** start MATERIAL PROVIDED **

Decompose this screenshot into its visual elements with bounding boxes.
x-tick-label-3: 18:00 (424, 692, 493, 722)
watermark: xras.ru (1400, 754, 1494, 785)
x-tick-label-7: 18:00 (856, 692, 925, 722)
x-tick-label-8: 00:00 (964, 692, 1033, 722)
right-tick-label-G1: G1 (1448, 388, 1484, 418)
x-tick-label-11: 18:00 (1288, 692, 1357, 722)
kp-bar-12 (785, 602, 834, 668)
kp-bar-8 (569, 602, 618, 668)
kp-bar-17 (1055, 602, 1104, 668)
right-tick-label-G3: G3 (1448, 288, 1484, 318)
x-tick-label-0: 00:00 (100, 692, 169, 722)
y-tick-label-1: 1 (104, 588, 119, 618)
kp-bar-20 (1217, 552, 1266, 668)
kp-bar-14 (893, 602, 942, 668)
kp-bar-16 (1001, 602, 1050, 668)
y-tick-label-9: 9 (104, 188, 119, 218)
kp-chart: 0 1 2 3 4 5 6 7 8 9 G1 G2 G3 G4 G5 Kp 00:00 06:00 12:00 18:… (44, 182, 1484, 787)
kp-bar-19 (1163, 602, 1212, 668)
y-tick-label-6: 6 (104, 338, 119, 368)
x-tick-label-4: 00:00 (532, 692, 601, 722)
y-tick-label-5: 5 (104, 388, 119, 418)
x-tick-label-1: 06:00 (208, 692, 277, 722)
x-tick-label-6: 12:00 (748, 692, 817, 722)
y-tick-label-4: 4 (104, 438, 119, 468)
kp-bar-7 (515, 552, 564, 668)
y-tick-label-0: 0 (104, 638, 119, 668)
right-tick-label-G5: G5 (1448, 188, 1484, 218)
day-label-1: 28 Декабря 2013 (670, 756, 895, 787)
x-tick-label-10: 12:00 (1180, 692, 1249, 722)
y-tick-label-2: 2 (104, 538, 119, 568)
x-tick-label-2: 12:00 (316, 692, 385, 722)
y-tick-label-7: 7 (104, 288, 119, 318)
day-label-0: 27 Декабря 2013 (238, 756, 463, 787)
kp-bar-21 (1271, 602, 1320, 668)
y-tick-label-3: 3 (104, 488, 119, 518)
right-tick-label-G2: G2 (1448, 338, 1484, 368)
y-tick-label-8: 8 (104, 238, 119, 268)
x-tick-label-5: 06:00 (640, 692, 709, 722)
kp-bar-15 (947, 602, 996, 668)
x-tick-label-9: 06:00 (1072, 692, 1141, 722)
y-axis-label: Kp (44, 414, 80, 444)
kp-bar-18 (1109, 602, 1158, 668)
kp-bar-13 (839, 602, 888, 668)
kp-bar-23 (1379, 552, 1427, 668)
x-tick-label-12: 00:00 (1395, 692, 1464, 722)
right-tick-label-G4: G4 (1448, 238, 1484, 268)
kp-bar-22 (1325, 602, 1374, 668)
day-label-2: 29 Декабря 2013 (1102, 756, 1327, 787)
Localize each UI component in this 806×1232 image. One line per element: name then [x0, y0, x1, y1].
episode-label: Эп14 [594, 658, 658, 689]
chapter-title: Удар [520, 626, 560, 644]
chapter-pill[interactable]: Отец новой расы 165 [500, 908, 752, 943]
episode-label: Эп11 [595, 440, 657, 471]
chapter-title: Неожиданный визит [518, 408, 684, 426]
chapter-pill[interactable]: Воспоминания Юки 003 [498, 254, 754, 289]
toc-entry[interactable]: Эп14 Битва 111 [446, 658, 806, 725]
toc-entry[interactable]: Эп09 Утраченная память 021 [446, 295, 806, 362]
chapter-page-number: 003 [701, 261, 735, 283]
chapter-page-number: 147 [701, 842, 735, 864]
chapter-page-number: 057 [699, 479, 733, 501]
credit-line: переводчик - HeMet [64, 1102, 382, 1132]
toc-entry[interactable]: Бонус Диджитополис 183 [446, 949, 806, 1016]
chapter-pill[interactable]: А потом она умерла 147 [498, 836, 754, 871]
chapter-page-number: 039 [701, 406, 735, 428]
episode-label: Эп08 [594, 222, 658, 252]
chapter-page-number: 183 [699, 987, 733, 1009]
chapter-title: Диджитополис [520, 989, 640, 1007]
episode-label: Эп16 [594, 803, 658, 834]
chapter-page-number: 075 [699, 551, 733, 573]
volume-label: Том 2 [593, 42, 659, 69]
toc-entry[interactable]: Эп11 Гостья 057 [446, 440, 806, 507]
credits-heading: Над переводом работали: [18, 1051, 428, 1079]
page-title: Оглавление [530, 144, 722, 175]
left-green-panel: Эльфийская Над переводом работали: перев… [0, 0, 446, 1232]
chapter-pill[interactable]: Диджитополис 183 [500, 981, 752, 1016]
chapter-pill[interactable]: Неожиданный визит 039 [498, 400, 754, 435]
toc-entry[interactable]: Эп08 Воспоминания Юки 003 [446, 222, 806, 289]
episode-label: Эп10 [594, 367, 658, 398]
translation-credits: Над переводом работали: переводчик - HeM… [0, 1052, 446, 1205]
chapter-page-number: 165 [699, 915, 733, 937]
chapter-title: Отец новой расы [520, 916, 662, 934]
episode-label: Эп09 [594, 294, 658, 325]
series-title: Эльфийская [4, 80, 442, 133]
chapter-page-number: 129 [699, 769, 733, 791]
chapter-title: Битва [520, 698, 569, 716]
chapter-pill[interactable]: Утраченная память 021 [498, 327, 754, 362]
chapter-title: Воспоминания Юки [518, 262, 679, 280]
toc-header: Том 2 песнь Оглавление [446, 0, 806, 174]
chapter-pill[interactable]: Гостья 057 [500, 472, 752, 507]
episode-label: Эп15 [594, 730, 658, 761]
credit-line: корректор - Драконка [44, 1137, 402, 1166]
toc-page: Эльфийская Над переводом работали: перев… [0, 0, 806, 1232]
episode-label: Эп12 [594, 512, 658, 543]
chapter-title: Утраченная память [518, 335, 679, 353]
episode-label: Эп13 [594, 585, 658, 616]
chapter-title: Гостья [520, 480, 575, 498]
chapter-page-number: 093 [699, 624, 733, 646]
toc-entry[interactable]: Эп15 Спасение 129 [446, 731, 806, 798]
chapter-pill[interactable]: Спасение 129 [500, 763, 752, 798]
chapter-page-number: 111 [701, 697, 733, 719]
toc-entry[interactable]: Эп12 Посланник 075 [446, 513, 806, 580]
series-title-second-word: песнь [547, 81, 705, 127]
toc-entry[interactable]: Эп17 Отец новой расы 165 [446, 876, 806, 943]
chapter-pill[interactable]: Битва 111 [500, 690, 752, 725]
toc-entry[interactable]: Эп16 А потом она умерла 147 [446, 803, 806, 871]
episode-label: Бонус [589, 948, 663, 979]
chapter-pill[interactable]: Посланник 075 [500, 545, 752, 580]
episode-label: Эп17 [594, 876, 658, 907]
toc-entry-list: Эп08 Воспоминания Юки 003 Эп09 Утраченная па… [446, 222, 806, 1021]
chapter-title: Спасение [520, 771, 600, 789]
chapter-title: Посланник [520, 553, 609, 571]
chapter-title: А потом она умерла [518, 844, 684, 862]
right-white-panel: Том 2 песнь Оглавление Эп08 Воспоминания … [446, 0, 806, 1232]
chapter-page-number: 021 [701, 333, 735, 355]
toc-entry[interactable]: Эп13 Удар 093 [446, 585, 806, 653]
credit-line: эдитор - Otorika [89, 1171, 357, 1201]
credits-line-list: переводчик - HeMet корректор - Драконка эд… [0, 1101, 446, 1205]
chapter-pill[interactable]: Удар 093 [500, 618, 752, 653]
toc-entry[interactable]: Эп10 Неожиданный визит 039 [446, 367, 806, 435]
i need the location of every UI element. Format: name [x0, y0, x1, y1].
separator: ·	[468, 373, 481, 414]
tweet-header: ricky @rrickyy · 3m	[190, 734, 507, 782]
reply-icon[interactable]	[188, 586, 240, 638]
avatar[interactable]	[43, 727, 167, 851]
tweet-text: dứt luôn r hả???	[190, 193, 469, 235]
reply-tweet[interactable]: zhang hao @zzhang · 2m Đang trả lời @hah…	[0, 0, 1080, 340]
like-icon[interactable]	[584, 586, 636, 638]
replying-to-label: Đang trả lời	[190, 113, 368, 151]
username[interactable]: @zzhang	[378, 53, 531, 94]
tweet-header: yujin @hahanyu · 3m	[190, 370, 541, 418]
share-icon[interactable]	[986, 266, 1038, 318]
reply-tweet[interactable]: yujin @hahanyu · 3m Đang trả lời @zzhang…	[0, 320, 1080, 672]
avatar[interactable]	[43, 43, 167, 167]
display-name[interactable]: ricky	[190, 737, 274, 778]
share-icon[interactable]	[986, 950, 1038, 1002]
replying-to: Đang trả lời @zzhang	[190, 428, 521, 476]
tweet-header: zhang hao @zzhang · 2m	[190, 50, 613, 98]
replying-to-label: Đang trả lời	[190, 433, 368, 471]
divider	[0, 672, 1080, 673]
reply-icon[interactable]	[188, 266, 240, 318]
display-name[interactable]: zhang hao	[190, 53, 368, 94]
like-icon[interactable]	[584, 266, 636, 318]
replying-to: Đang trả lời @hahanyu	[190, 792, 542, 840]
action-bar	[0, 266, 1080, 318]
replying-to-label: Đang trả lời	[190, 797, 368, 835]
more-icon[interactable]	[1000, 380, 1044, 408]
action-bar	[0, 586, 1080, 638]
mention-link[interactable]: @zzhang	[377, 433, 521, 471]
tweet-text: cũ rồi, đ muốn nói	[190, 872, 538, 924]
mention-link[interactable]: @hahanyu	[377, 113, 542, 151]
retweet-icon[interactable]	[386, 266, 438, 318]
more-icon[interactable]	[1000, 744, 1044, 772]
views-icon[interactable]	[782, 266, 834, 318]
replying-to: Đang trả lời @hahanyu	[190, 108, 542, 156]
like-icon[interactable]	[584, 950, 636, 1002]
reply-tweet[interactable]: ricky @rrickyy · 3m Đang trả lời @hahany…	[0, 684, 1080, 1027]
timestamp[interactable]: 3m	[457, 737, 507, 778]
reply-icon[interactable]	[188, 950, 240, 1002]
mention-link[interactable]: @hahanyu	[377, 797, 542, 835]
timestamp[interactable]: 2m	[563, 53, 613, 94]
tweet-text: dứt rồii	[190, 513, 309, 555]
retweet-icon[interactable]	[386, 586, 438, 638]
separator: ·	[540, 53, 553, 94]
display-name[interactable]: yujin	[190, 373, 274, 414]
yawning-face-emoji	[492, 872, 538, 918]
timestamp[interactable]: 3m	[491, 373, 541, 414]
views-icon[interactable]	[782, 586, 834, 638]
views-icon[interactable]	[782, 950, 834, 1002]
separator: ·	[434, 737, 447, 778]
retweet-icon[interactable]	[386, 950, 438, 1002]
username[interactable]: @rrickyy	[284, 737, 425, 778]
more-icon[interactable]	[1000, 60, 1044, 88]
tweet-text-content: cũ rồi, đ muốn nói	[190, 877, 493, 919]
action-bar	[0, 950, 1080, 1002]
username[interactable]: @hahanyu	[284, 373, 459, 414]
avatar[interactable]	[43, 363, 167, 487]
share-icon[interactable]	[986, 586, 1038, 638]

** end MATERIAL PROVIDED **

▶ _EXERCISE BRIEF_
Render the lines from the start of the records through the line containing "right-tick-label-G1: G1 (1448, 388, 1484, 418)" as a numbered list, leaving out any blank lines.

▶ _REPLY TO THE EXERCISE_
1. Decompose this screenshot into its visual elements with bounding boxes.
2. x-tick-label-3: 18:00 (424, 692, 493, 722)
3. watermark: xras.ru (1400, 754, 1494, 785)
4. x-tick-label-7: 18:00 (856, 692, 925, 722)
5. x-tick-label-8: 00:00 (964, 692, 1033, 722)
6. right-tick-label-G1: G1 (1448, 388, 1484, 418)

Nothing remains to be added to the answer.